┌─ DATASET RECORDS

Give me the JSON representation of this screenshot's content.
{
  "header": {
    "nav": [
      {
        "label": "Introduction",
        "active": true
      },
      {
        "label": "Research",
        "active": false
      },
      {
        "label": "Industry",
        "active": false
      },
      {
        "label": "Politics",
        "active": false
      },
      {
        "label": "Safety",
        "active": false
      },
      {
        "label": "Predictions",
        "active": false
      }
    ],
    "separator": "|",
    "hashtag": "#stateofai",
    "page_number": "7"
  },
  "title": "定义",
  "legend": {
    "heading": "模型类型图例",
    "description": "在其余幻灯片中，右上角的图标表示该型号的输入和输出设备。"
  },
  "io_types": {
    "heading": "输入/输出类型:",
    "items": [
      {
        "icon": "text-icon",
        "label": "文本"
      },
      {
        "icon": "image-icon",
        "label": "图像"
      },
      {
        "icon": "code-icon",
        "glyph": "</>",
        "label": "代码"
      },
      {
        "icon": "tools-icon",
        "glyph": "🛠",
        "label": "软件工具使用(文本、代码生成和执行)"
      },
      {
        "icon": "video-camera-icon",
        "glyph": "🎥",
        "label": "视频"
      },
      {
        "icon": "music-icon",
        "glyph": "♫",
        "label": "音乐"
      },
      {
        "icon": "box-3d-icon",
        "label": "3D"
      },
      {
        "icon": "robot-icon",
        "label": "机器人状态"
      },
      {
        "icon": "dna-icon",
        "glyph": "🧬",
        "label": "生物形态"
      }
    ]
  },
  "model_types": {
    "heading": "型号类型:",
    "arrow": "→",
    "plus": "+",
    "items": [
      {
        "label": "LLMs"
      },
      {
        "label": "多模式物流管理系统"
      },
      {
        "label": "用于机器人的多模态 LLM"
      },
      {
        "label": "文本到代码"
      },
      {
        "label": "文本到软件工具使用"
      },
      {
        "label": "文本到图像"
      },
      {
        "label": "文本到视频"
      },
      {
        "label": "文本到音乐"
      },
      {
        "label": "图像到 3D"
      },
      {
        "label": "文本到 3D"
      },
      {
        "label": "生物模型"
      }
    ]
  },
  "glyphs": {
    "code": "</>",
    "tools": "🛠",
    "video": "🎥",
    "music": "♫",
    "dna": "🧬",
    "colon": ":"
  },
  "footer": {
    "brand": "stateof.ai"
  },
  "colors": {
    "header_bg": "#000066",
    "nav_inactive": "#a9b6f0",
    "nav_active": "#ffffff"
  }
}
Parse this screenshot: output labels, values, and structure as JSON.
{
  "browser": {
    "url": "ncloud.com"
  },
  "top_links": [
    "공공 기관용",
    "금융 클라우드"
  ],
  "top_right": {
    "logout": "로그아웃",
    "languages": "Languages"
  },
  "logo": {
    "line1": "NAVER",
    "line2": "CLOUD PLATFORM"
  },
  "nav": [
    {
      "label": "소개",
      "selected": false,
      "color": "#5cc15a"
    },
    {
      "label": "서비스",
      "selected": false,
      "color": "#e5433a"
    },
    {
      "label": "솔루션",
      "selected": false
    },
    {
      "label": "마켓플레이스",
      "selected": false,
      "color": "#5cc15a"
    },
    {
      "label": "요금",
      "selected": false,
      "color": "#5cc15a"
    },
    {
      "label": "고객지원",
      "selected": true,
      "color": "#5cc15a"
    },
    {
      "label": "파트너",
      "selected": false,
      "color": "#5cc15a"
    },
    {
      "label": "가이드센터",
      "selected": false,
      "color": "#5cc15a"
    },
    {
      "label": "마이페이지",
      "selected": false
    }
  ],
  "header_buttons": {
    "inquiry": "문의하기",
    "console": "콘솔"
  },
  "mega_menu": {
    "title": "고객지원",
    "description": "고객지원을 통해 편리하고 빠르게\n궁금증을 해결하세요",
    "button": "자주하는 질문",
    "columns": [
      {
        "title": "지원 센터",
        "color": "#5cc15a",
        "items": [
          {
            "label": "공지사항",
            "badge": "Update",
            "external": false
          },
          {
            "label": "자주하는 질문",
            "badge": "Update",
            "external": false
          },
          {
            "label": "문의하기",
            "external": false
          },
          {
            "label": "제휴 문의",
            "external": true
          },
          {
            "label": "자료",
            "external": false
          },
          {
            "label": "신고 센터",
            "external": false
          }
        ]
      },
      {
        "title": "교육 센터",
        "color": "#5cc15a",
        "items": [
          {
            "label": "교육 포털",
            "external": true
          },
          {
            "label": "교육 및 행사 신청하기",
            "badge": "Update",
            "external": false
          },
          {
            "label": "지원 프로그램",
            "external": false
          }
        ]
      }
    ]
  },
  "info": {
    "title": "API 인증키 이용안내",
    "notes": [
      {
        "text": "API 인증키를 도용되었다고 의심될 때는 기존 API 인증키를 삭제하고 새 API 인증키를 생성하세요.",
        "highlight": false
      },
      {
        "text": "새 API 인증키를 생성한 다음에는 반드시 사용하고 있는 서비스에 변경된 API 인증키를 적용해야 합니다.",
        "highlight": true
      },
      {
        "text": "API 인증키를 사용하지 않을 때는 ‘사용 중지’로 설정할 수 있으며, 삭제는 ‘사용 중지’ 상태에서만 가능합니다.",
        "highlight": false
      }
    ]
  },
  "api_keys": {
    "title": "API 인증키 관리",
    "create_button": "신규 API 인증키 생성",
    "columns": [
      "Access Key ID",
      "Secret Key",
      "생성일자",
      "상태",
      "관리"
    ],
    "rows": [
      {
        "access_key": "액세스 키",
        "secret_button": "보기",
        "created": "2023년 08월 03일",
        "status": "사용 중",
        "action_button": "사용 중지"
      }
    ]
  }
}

└─

*EXERCISE INSTRUCTIONS*:
Every line of the data above should be copied exactly.

*OUTPUT*:
Give me the JSON representation of this screenshot's content.
{
  "header": {
    "nav": [
      {
        "label": "Introduction",
        "active": true
      },
      {
        "label": "Research",
        "active": false
      },
      {
        "label": "Industry",
        "active": false
      },
      {
        "label": "Politics",
        "active": false
      },
      {
        "label": "Safety",
        "active": false
      },
      {
        "label": "Predictions",
        "active": false
      }
    ],
    "separator": "|",
    "hashtag": "#stateofai",
    "page_number": "7"
  },
  "title": "定义",
  "legend": {
    "heading": "模型类型图例",
    "description": "在其余幻灯片中，右上角的图标表示该型号的输入和输出设备。"
  },
  "io_types": {
    "heading": "输入/输出类型:",
    "items": [
      {
        "icon": "text-icon",
        "label": "文本"
      },
      {
        "icon": "image-icon",
        "label": "图像"
      },
      {
        "icon": "code-icon",
        "glyph": "</>",
        "label": "代码"
      },
      {
        "icon": "tools-icon",
        "glyph": "🛠",
        "label": "软件工具使用(文本、代码生成和执行)"
      },
      {
        "icon": "video-camera-icon",
        "glyph": "🎥",
        "label": "视频"
      },
      {
        "icon": "music-icon",
        "glyph": "♫",
        "label": "音乐"
      },
      {
        "icon": "box-3d-icon",
        "label": "3D"
      },
      {
        "icon": "robot-icon",
        "label": "机器人状态"
      },
      {
        "icon": "dna-icon",
        "glyph": "🧬",
        "label": "生物形态"
      }
    ]
  },
  "model_types": {
    "heading": "型号类型:",
    "arrow": "→",
    "plus": "+",
    "items": [
      {
        "label": "LLMs"
      },
      {
        "label": "多模式物流管理系统"
      },
      {
        "label": "用于机器人的多模态 LLM"
      },
      {
        "label": "文本到代码"
      },
      {
        "label": "文本到软件工具使用"
      },
      {
        "label": "文本到图像"
      },
      {
        "label": "文本到视频"
      },
      {
        "label": "文本到音乐"
      },
      {
        "label": "图像到 3D"
      },
      {
        "label": "文本到 3D"
      },
      {
        "label": "生物模型"
      }
    ]
  },
  "glyphs": {
    "code": "</>",
    "tools": "🛠",
    "video": "🎥",
    "music": "♫",
    "dna": "🧬",
    "colon": ":"
  },
  "footer": {
    "brand": "stateof.ai"
  },
  "colors": {
    "header_bg": "#000066",
    "nav_inactive": "#a9b6f0",
    "nav_active": "#ffffff"
  }
}
Parse this screenshot: output labels, values, and structure as JSON.
{
  "browser": {
    "url": "ncloud.com"
  },
  "top_links": [
    "공공 기관용",
    "금융 클라우드"
  ],
  "top_right": {
    "logout": "로그아웃",
    "languages": "Languages"
  },
  "logo": {
    "line1": "NAVER",
    "line2": "CLOUD PLATFORM"
  },
  "nav": [
    {
      "label": "소개",
      "selected": false,
      "color": "#5cc15a"
    },
    {
      "label": "서비스",
      "selected": false,
      "color": "#e5433a"
    },
    {
      "label": "솔루션",
      "selected": false
    },
    {
      "label": "마켓플레이스",
      "selected": false,
      "color": "#5cc15a"
    },
    {
      "label": "요금",
      "selected": false,
      "color": "#5cc15a"
    },
    {
      "label": "고객지원",
      "selected": true,
      "color": "#5cc15a"
    },
    {
      "label": "파트너",
      "selected": false,
      "color": "#5cc15a"
    },
    {
      "label": "가이드센터",
      "selected": false,
      "color": "#5cc15a"
    },
    {
      "label": "마이페이지",
      "selected": false
    }
  ],
  "header_buttons": {
    "inquiry": "문의하기",
    "console": "콘솔"
  },
  "mega_menu": {
    "title": "고객지원",
    "description": "고객지원을 통해 편리하고 빠르게\n궁금증을 해결하세요",
    "button": "자주하는 질문",
    "columns": [
      {
        "title": "지원 센터",
        "color": "#5cc15a",
        "items": [
          {
            "label": "공지사항",
            "badge": "Update",
            "external": false
          },
          {
            "label": "자주하는 질문",
            "badge": "Update",
            "external": false
          },
          {
            "label": "문의하기",
            "external": false
          },
          {
            "label": "제휴 문의",
            "external": true
          },
          {
            "label": "자료",
            "external": false
          },
          {
            "label": "신고 센터",
            "external": false
          }
        ]
      },
      {
        "title": "교육 센터",
        "color": "#5cc15a",
        "items": [
          {
            "label": "교육 포털",
            "external": true
          },
          {
            "label": "교육 및 행사 신청하기",
            "badge": "Update",
            "external": false
          },
          {
            "label": "지원 프로그램",
            "external": false
          }
        ]
      }
    ]
  },
  "info": {
    "title": "API 인증키 이용안내",
    "notes": [
      {
        "text": "API 인증키를 도용되었다고 의심될 때는 기존 API 인증키를 삭제하고 새 API 인증키를 생성하세요.",
        "highlight": false
      },
      {
        "text": "새 API 인증키를 생성한 다음에는 반드시 사용하고 있는 서비스에 변경된 API 인증키를 적용해야 합니다.",
        "highlight": true
      },
      {
        "text": "API 인증키를 사용하지 않을 때는 ‘사용 중지’로 설정할 수 있으며, 삭제는 ‘사용 중지’ 상태에서만 가능합니다.",
        "highlight": false
      }
    ]
  },
  "api_keys": {
    "title": "API 인증키 관리",
    "create_button": "신규 API 인증키 생성",
    "columns": [
      "Access Key ID",
      "Secret Key",
      "생성일자",
      "상태",
      "관리"
    ],
    "rows": [
      {
        "access_key": "액세스 키",
        "secret_button": "보기",
        "created": "2023년 08월 03일",
        "status": "사용 중",
        "action_button": "사용 중지"
      }
    ]
  }
}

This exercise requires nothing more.